▼▼▼
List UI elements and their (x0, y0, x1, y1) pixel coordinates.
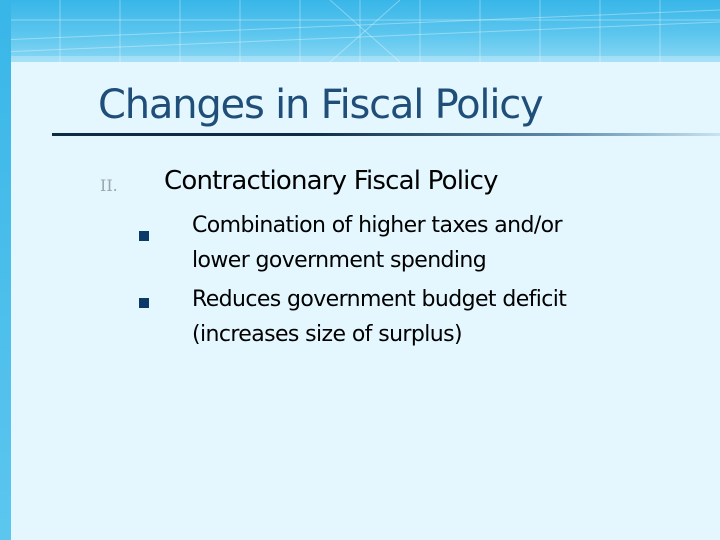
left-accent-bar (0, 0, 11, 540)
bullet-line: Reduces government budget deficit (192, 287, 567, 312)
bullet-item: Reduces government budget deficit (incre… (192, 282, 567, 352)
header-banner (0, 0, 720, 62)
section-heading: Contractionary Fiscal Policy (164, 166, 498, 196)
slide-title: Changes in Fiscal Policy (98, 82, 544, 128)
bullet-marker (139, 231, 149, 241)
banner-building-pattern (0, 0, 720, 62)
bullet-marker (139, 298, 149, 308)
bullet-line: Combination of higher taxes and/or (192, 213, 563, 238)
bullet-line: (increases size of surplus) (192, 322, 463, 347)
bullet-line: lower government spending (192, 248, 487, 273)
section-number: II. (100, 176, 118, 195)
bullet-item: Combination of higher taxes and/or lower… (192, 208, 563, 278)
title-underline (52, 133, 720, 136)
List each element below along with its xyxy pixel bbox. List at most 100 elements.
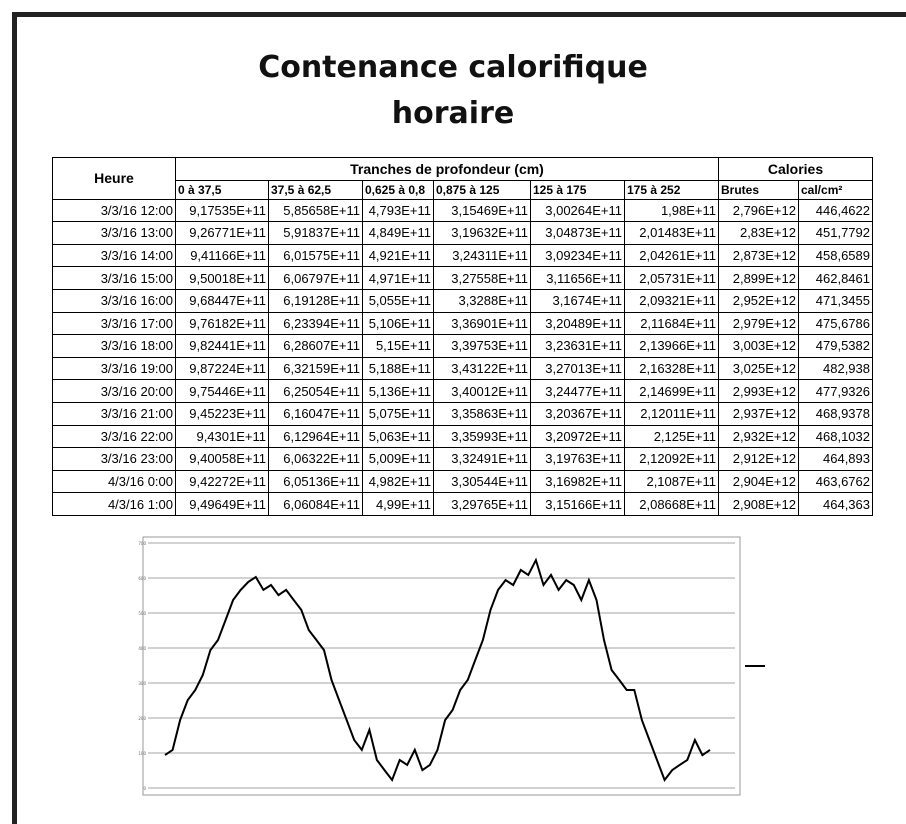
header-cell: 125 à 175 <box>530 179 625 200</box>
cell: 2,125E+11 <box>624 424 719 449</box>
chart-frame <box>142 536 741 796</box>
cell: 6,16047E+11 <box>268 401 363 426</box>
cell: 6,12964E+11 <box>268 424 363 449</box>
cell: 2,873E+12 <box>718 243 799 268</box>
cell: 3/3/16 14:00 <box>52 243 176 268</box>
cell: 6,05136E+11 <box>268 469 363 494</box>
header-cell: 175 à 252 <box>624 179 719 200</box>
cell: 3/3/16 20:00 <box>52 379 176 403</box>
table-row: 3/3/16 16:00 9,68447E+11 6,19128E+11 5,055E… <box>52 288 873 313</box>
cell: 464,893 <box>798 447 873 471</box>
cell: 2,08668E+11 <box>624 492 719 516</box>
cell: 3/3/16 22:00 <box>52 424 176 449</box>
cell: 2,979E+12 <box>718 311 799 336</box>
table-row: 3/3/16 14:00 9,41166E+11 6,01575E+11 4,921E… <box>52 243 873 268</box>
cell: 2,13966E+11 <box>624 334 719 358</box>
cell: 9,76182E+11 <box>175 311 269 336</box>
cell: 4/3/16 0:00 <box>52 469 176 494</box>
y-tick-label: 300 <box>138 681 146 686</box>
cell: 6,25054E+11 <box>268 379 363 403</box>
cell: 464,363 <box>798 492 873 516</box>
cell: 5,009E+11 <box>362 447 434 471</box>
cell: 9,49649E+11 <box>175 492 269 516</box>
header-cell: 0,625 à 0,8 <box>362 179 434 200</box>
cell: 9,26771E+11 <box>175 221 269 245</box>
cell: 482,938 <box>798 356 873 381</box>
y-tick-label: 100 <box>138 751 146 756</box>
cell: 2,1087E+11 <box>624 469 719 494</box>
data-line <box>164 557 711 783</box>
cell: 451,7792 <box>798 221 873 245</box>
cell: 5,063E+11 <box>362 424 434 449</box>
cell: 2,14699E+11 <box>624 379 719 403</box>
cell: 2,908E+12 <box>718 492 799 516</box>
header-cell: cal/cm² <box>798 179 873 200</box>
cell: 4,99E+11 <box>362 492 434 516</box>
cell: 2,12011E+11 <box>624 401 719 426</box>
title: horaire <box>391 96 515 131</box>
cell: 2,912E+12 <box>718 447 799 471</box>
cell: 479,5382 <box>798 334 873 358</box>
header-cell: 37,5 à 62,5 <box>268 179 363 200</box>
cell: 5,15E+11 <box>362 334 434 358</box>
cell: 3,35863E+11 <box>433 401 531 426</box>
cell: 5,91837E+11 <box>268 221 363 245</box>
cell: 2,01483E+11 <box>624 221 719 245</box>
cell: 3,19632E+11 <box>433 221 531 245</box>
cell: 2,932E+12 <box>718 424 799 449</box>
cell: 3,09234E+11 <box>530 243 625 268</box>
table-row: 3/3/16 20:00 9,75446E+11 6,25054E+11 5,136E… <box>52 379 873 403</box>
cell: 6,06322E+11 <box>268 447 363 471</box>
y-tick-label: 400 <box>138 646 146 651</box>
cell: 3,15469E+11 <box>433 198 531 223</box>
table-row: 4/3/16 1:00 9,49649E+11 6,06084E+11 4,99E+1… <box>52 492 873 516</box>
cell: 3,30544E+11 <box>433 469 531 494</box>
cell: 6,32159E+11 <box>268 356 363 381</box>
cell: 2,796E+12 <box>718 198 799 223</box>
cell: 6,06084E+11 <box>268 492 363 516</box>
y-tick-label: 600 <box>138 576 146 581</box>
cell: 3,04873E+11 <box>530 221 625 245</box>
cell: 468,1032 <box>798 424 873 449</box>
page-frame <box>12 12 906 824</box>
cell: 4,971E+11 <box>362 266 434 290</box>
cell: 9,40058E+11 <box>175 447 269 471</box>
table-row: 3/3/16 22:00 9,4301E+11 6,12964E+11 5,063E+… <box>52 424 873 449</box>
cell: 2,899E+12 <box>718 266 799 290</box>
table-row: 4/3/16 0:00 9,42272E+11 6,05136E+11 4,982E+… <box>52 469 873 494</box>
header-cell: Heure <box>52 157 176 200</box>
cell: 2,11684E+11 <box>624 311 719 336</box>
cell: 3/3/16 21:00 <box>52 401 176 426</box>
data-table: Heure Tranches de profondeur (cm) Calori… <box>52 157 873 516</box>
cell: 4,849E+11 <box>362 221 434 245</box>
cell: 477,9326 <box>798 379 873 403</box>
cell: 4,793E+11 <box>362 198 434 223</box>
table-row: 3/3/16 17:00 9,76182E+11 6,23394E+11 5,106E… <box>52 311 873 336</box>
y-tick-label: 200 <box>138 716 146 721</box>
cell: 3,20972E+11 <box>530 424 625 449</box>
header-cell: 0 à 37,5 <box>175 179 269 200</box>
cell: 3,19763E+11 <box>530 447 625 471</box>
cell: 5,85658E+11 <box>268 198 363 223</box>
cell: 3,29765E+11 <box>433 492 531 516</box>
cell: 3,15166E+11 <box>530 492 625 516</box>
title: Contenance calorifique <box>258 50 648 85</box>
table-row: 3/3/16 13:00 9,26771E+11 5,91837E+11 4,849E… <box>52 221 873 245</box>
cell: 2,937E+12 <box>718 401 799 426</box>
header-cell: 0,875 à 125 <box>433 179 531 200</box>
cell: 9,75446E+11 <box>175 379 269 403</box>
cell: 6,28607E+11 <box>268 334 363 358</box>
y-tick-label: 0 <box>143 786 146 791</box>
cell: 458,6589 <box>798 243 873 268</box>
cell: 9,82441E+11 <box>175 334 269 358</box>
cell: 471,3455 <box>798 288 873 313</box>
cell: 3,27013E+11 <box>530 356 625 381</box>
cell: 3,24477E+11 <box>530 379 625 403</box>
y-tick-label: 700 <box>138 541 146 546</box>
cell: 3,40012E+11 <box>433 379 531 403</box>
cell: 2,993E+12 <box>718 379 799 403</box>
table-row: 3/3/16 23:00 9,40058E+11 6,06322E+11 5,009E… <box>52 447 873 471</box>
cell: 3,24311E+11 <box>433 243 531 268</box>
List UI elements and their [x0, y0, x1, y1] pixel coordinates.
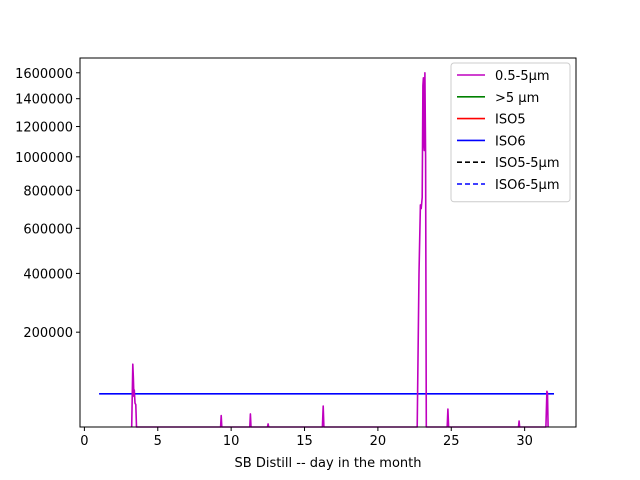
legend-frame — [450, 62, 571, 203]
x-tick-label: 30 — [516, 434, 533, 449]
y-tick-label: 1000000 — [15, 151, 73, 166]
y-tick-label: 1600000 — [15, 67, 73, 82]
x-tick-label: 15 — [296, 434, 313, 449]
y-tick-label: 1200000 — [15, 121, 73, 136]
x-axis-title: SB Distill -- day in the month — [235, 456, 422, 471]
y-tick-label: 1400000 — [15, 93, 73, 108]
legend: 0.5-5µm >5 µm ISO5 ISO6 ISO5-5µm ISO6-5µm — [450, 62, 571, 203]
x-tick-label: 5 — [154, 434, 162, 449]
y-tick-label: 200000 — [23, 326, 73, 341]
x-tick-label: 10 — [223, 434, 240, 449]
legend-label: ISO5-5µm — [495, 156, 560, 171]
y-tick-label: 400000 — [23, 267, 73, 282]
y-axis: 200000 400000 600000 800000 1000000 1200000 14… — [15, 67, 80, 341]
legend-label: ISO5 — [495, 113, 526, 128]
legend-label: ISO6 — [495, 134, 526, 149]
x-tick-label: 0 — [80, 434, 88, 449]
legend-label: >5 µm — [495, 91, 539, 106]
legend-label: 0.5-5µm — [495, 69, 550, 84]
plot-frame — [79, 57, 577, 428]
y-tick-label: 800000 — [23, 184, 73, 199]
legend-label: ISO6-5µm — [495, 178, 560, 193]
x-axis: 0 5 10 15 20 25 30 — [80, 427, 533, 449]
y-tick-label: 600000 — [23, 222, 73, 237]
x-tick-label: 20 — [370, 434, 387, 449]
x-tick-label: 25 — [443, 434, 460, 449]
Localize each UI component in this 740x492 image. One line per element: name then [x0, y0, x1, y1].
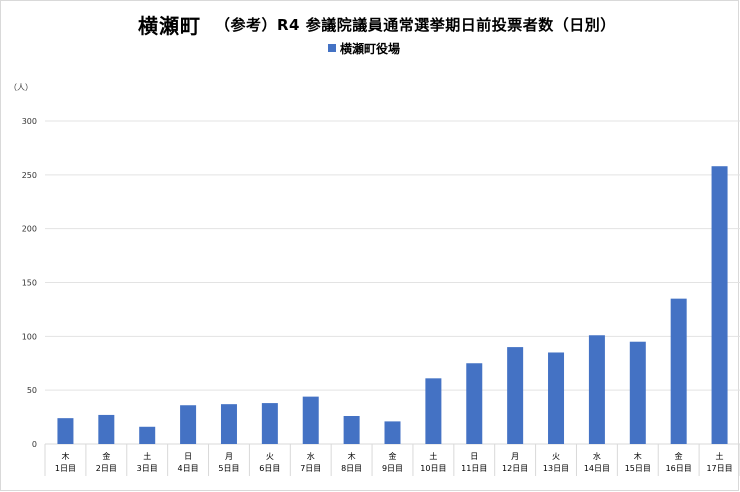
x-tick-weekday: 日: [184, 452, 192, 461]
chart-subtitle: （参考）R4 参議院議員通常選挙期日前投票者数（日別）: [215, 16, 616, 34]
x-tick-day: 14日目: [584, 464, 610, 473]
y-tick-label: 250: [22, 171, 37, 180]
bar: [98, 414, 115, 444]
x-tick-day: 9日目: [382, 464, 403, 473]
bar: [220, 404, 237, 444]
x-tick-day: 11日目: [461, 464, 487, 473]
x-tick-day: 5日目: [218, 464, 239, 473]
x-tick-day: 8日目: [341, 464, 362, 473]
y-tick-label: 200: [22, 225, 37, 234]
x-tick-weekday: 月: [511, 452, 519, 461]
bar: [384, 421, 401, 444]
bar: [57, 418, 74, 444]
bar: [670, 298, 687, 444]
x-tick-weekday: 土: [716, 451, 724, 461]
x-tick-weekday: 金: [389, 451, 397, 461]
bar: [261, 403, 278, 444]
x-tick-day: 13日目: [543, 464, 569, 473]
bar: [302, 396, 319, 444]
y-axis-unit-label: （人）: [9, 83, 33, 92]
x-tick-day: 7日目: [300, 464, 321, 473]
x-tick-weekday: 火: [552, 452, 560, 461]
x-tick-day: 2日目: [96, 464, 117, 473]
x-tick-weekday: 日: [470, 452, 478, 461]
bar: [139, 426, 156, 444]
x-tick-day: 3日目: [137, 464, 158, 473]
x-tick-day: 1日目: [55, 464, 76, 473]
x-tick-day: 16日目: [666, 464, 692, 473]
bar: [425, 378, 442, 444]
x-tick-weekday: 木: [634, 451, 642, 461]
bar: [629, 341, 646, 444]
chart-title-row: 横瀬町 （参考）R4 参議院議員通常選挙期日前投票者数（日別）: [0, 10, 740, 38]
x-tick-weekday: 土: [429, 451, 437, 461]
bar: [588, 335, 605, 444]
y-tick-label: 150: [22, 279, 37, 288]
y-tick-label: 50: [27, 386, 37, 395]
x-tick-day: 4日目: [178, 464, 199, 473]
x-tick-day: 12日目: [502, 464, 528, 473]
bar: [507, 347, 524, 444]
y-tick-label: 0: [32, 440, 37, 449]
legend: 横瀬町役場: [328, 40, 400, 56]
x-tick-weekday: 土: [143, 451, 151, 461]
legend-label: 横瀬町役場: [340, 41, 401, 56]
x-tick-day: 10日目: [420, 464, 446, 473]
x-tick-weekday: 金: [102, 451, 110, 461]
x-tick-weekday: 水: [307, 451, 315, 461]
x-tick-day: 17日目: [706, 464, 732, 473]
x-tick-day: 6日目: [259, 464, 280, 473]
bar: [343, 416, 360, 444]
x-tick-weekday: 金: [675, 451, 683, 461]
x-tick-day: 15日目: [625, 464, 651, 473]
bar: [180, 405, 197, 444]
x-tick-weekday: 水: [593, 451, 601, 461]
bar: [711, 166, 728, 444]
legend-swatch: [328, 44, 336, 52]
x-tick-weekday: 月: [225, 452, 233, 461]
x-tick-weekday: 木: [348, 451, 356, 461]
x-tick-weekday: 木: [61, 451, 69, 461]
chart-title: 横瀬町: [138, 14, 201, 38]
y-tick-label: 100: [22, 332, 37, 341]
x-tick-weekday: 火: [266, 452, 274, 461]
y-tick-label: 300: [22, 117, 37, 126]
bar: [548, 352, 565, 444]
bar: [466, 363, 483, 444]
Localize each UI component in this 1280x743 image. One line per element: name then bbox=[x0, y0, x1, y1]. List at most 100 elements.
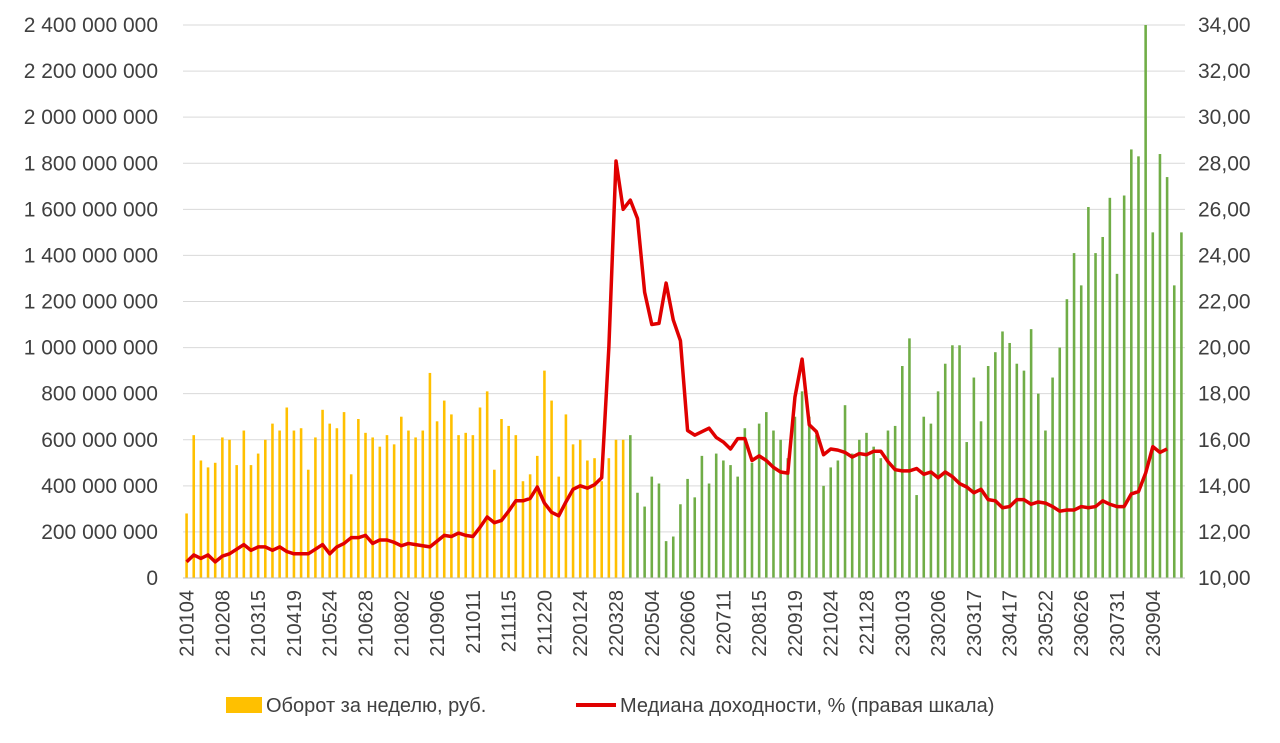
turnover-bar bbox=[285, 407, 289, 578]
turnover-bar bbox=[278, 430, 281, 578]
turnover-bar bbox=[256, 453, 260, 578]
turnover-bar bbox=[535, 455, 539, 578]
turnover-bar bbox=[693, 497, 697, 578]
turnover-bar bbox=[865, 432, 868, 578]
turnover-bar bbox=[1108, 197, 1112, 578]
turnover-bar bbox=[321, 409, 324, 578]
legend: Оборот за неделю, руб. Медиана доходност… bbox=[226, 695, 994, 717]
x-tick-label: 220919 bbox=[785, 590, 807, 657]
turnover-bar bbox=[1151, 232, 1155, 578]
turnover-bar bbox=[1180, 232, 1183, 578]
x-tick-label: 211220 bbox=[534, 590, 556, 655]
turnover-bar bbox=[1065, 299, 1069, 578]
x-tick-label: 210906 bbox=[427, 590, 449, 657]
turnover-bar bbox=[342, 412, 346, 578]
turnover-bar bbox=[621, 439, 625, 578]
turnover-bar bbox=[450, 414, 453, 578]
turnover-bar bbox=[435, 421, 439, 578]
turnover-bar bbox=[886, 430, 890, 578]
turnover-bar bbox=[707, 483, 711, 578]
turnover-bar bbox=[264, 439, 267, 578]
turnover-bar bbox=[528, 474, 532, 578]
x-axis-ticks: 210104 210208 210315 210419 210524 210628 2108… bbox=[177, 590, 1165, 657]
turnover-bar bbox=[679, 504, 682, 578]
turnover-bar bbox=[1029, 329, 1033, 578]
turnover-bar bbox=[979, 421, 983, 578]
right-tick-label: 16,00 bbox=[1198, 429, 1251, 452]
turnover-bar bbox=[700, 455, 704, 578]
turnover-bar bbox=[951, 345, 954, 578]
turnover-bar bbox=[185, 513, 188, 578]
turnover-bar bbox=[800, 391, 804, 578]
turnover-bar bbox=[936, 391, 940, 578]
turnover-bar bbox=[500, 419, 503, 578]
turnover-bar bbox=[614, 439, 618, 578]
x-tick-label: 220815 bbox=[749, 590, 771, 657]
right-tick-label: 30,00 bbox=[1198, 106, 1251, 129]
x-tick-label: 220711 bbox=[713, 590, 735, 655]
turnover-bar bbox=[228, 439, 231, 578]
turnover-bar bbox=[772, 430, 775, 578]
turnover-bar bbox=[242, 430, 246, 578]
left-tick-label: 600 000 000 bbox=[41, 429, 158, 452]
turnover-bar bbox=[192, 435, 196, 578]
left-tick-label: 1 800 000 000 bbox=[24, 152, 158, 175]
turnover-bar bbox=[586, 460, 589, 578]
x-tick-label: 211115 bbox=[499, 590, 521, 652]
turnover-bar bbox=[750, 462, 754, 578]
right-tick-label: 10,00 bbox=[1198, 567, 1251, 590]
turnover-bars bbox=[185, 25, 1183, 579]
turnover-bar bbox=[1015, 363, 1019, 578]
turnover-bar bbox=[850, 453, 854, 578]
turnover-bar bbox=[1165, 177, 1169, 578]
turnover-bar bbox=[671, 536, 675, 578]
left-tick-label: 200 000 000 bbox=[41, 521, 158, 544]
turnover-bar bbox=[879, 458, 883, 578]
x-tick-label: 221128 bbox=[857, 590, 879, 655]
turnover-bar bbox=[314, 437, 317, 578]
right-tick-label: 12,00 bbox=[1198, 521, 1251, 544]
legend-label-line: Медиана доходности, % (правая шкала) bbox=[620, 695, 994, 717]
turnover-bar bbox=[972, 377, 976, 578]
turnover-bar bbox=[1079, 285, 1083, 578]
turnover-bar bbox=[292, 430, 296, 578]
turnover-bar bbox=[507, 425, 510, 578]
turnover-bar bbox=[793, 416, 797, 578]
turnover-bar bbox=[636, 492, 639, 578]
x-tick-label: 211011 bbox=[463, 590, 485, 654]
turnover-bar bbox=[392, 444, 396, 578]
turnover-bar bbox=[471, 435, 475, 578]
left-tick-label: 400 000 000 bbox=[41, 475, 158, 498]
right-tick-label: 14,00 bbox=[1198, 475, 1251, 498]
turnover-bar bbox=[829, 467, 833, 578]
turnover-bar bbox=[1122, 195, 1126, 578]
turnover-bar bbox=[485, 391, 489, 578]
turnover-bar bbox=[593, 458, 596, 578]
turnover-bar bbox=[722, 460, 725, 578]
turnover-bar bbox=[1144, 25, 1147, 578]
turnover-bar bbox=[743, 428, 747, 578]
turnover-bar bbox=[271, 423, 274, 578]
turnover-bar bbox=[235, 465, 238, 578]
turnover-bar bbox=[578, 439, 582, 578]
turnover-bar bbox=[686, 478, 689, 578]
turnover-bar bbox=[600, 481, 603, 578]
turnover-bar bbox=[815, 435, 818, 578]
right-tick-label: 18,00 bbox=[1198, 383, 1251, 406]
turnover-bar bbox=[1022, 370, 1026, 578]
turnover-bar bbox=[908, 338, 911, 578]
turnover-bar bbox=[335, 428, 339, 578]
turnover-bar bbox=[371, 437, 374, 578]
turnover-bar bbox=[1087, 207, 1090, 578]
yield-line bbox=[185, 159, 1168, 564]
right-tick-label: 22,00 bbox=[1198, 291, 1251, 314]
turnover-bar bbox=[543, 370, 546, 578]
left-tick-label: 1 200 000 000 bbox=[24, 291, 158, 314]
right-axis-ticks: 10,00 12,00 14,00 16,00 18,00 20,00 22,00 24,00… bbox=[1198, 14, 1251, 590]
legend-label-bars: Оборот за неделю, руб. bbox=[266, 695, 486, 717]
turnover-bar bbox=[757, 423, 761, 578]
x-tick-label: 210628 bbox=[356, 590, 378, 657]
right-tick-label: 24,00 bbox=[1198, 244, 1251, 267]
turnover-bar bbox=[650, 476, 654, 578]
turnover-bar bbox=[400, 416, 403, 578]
▲▲▲
• **Stated task**: Please reproduce every line from the very first one down to the line containing "List each element", including both. Leave the pictures out.

• **Solution**:
List UI elements and their (x0, y0, x1, y1) pixel coordinates.
left-accent-bar (0, 0, 11, 540)
bullet-line: Reduces government budget deficit (192, 287, 567, 312)
bullet-item: Reduces government budget deficit (incre… (192, 282, 567, 352)
header-banner (0, 0, 720, 62)
section-heading: Contractionary Fiscal Policy (164, 166, 498, 196)
slide-title: Changes in Fiscal Policy (98, 82, 544, 128)
bullet-marker (139, 231, 149, 241)
banner-building-pattern (0, 0, 720, 62)
bullet-marker (139, 298, 149, 308)
bullet-line: Combination of higher taxes and/or (192, 213, 563, 238)
bullet-line: (increases size of surplus) (192, 322, 463, 347)
bullet-line: lower government spending (192, 248, 487, 273)
section-number: II. (100, 176, 118, 195)
bullet-item: Combination of higher taxes and/or lower… (192, 208, 563, 278)
title-underline (52, 133, 720, 136)
List each element below along with its xyxy pixel bbox. List at most 100 elements.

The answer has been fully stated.